What is being asked: Copy every line of the data that contains the string "Государственная".

Entries provided:
begin
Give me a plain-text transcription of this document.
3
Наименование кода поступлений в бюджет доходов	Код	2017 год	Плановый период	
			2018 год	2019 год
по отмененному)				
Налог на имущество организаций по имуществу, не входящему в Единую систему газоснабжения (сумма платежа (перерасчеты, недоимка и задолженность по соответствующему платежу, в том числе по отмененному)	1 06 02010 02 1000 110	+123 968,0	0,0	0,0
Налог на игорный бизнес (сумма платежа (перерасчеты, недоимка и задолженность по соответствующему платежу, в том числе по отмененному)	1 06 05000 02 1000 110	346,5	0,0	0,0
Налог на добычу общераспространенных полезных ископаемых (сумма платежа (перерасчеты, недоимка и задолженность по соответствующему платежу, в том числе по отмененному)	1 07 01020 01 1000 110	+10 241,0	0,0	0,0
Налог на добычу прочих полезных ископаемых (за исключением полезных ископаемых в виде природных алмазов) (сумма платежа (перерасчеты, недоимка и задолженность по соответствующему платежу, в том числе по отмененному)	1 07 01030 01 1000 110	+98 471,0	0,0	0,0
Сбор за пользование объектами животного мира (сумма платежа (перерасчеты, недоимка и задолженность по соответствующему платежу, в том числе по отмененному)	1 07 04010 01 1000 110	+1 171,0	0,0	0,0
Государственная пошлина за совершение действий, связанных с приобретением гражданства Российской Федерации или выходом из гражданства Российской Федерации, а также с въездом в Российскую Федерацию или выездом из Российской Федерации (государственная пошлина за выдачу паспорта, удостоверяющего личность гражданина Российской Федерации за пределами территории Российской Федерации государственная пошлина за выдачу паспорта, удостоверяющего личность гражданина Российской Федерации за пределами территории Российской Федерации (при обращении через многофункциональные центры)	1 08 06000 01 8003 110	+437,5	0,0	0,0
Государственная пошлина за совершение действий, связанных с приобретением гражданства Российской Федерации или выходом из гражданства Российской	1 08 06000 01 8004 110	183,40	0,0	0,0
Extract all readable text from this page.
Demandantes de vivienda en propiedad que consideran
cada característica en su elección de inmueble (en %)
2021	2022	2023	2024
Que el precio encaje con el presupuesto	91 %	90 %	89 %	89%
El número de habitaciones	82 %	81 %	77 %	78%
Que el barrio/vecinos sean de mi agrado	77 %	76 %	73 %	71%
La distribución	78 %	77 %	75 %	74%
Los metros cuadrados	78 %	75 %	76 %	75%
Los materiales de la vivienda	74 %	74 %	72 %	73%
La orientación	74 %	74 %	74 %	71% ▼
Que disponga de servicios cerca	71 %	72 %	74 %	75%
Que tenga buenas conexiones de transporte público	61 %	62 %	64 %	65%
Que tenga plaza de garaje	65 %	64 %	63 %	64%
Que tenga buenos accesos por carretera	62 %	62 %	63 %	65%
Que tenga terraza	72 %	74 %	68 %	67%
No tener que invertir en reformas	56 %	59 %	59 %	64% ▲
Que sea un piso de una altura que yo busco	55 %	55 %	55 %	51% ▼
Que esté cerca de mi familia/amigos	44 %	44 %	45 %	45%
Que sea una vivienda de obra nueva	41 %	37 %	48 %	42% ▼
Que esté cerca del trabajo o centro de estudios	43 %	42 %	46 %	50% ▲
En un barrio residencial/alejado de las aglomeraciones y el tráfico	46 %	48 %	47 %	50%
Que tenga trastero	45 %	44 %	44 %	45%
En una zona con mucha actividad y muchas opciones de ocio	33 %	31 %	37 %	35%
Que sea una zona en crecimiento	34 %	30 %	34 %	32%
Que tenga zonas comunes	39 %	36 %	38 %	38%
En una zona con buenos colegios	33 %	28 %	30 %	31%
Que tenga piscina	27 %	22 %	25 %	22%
end
Output:
Государственная пошлина за совершение действий, связанных с приобретением гражданства Российской Федерации или выходом из гражданства Российской Федерации, а также с въездом в Российскую Федерацию или выездом из Российской Федерации (государственная пошлина за выдачу паспорта, удостоверяющего личность гражданина Российской Федерации за пределами территории Российской Федерации государственная пошлина за выдачу паспорта, удостоверяющего личность гражданина Российской Федерации за пределами территории Российской Федерации (при обращении через многофункциональные центры)	1 08 06000 01 8003 110	+437,5	0,0	0,0
Государственная пошлина за совершение действий, связанных с приобретением гражданства Российской Федерации или выходом из гражданства Российской	1 08 06000 01 8004 110	183,40	0,0	0,0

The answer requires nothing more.